**WHAT THE TASK ASKS**: Transcribe each line of the records below exactly, excluding any embedded images.

**GIVEN RECORDS**:
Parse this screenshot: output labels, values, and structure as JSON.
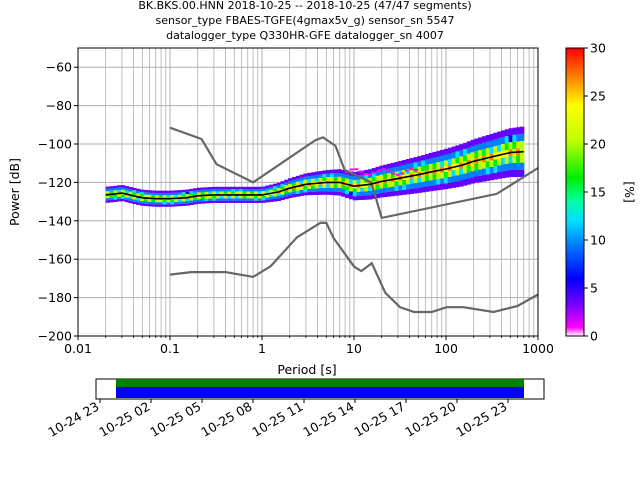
{
  "chart_data": {
    "type": "heatmap",
    "title_lines": [
      "BK.BKS.00.HNN   2018-10-25 -- 2018-10-25  (47/47 segments)",
      "sensor_type FBAES-TGFE(4gmax5v_g) sensor_sn 5547",
      "datalogger_type Q330HR-GFE datalogger_sn 4007"
    ],
    "xlabel": "Period [s]",
    "ylabel": "Power [dB]",
    "x_scale": "log",
    "xlim": [
      0.01,
      1000
    ],
    "ylim": [
      -200,
      -50
    ],
    "x_ticks": [
      {
        "v": 0.01,
        "label": "0.01"
      },
      {
        "v": 0.1,
        "label": "0.1"
      },
      {
        "v": 1,
        "label": "1"
      },
      {
        "v": 10,
        "label": "10"
      },
      {
        "v": 100,
        "label": "100"
      },
      {
        "v": 1000,
        "label": "1000"
      }
    ],
    "y_ticks": [
      {
        "v": -60,
        "label": "−60"
      },
      {
        "v": -80,
        "label": "−80"
      },
      {
        "v": -100,
        "label": "−100"
      },
      {
        "v": -120,
        "label": "−120"
      },
      {
        "v": -140,
        "label": "−140"
      },
      {
        "v": -160,
        "label": "−160"
      },
      {
        "v": -180,
        "label": "−180"
      },
      {
        "v": -200,
        "label": "−200"
      }
    ],
    "grid": true,
    "grid_color": "#b0b0b0",
    "nhnm": {
      "x": [
        0.1,
        0.22,
        0.32,
        0.8,
        3.8,
        4.6,
        6.3,
        7.9,
        15.4,
        20,
        354.8,
        1000
      ],
      "y": [
        -91.5,
        -97.4,
        -110.5,
        -120,
        -98,
        -96.5,
        -101,
        -113.5,
        -120,
        -138.5,
        -126,
        -112.5
      ]
    },
    "nlnm": {
      "x": [
        0.1,
        0.17,
        0.4,
        0.8,
        1.24,
        2.4,
        4.3,
        5,
        6,
        10,
        12,
        15.6,
        21.9,
        31.6,
        45,
        70,
        101,
        154,
        328,
        600,
        1000
      ],
      "y": [
        -168,
        -166.7,
        -166.7,
        -169.2,
        -163.7,
        -148.6,
        -141.1,
        -141.1,
        -149,
        -163.8,
        -166.2,
        -162.1,
        -177.5,
        -185,
        -187.5,
        -187.5,
        -185,
        -185,
        -187.5,
        -184.4,
        -178.4
      ]
    },
    "mode_line": {
      "x": [
        0.02,
        0.025,
        0.03,
        0.04,
        0.05,
        0.07,
        0.1,
        0.15,
        0.2,
        0.3,
        0.5,
        0.7,
        1,
        1.5,
        2,
        3,
        5,
        7,
        10,
        15,
        20,
        30,
        50,
        70,
        100,
        150,
        200,
        300,
        400,
        500,
        700
      ],
      "y": [
        -126.5,
        -126,
        -125.5,
        -127,
        -128,
        -128.5,
        -128.5,
        -128,
        -127,
        -126.5,
        -126.5,
        -126.5,
        -126.5,
        -125,
        -123,
        -121,
        -120,
        -120,
        -122,
        -121,
        -119.5,
        -118,
        -116,
        -114.5,
        -113,
        -111,
        -109,
        -107,
        -105.5,
        -104.5,
        -104
      ]
    },
    "colorbar": {
      "label": "[%]",
      "min": 0,
      "max": 30,
      "ticks": [
        {
          "v": 0,
          "label": "0"
        },
        {
          "v": 5,
          "label": "5"
        },
        {
          "v": 10,
          "label": "10"
        },
        {
          "v": 15,
          "label": "15"
        },
        {
          "v": 20,
          "label": "20"
        },
        {
          "v": 25,
          "label": "25"
        },
        {
          "v": 30,
          "label": "30"
        }
      ]
    },
    "coverage": {
      "ticks": [
        {
          "label": "10-24 23"
        },
        {
          "label": "10-25 02"
        },
        {
          "label": "10-25 05"
        },
        {
          "label": "10-25 08"
        },
        {
          "label": "10-25 11"
        },
        {
          "label": "10-25 14"
        },
        {
          "label": "10-25 17"
        },
        {
          "label": "10-25 20"
        },
        {
          "label": "10-25 23"
        }
      ],
      "data_color": "#0000ff",
      "gap_free_color": "#008000"
    }
  }
}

**RESULT OF THE TASK**:
Parse this screenshot: output labels, values, and structure as JSON.
{
  "chart_data": {
    "type": "heatmap",
    "title_lines": [
      "BK.BKS.00.HNN   2018-10-25 -- 2018-10-25  (47/47 segments)",
      "sensor_type FBAES-TGFE(4gmax5v_g) sensor_sn 5547",
      "datalogger_type Q330HR-GFE datalogger_sn 4007"
    ],
    "xlabel": "Period [s]",
    "ylabel": "Power [dB]",
    "x_scale": "log",
    "xlim": [
      0.01,
      1000
    ],
    "ylim": [
      -200,
      -50
    ],
    "x_ticks": [
      {
        "v": 0.01,
        "label": "0.01"
      },
      {
        "v": 0.1,
        "label": "0.1"
      },
      {
        "v": 1,
        "label": "1"
      },
      {
        "v": 10,
        "label": "10"
      },
      {
        "v": 100,
        "label": "100"
      },
      {
        "v": 1000,
        "label": "1000"
      }
    ],
    "y_ticks": [
      {
        "v": -60,
        "label": "−60"
      },
      {
        "v": -80,
        "label": "−80"
      },
      {
        "v": -100,
        "label": "−100"
      },
      {
        "v": -120,
        "label": "−120"
      },
      {
        "v": -140,
        "label": "−140"
      },
      {
        "v": -160,
        "label": "−160"
      },
      {
        "v": -180,
        "label": "−180"
      },
      {
        "v": -200,
        "label": "−200"
      }
    ],
    "grid": true,
    "grid_color": "#b0b0b0",
    "nhnm": {
      "x": [
        0.1,
        0.22,
        0.32,
        0.8,
        3.8,
        4.6,
        6.3,
        7.9,
        15.4,
        20,
        354.8,
        1000
      ],
      "y": [
        -91.5,
        -97.4,
        -110.5,
        -120,
        -98,
        -96.5,
        -101,
        -113.5,
        -120,
        -138.5,
        -126,
        -112.5
      ]
    },
    "nlnm": {
      "x": [
        0.1,
        0.17,
        0.4,
        0.8,
        1.24,
        2.4,
        4.3,
        5,
        6,
        10,
        12,
        15.6,
        21.9,
        31.6,
        45,
        70,
        101,
        154,
        328,
        600,
        1000
      ],
      "y": [
        -168,
        -166.7,
        -166.7,
        -169.2,
        -163.7,
        -148.6,
        -141.1,
        -141.1,
        -149,
        -163.8,
        -166.2,
        -162.1,
        -177.5,
        -185,
        -187.5,
        -187.5,
        -185,
        -185,
        -187.5,
        -184.4,
        -178.4
      ]
    },
    "mode_line": {
      "x": [
        0.02,
        0.025,
        0.03,
        0.04,
        0.05,
        0.07,
        0.1,
        0.15,
        0.2,
        0.3,
        0.5,
        0.7,
        1,
        1.5,
        2,
        3,
        5,
        7,
        10,
        15,
        20,
        30,
        50,
        70,
        100,
        150,
        200,
        300,
        400,
        500,
        700
      ],
      "y": [
        -126.5,
        -126,
        -125.5,
        -127,
        -128,
        -128.5,
        -128.5,
        -128,
        -127,
        -126.5,
        -126.5,
        -126.5,
        -126.5,
        -125,
        -123,
        -121,
        -120,
        -120,
        -122,
        -121,
        -119.5,
        -118,
        -116,
        -114.5,
        -113,
        -111,
        -109,
        -107,
        -105.5,
        -104.5,
        -104
      ]
    },
    "colorbar": {
      "label": "[%]",
      "min": 0,
      "max": 30,
      "ticks": [
        {
          "v": 0,
          "label": "0"
        },
        {
          "v": 5,
          "label": "5"
        },
        {
          "v": 10,
          "label": "10"
        },
        {
          "v": 15,
          "label": "15"
        },
        {
          "v": 20,
          "label": "20"
        },
        {
          "v": 25,
          "label": "25"
        },
        {
          "v": 30,
          "label": "30"
        }
      ]
    },
    "coverage": {
      "ticks": [
        {
          "label": "10-24 23"
        },
        {
          "label": "10-25 02"
        },
        {
          "label": "10-25 05"
        },
        {
          "label": "10-25 08"
        },
        {
          "label": "10-25 11"
        },
        {
          "label": "10-25 14"
        },
        {
          "label": "10-25 17"
        },
        {
          "label": "10-25 20"
        },
        {
          "label": "10-25 23"
        }
      ],
      "data_color": "#0000ff",
      "gap_free_color": "#008000"
    }
  }
}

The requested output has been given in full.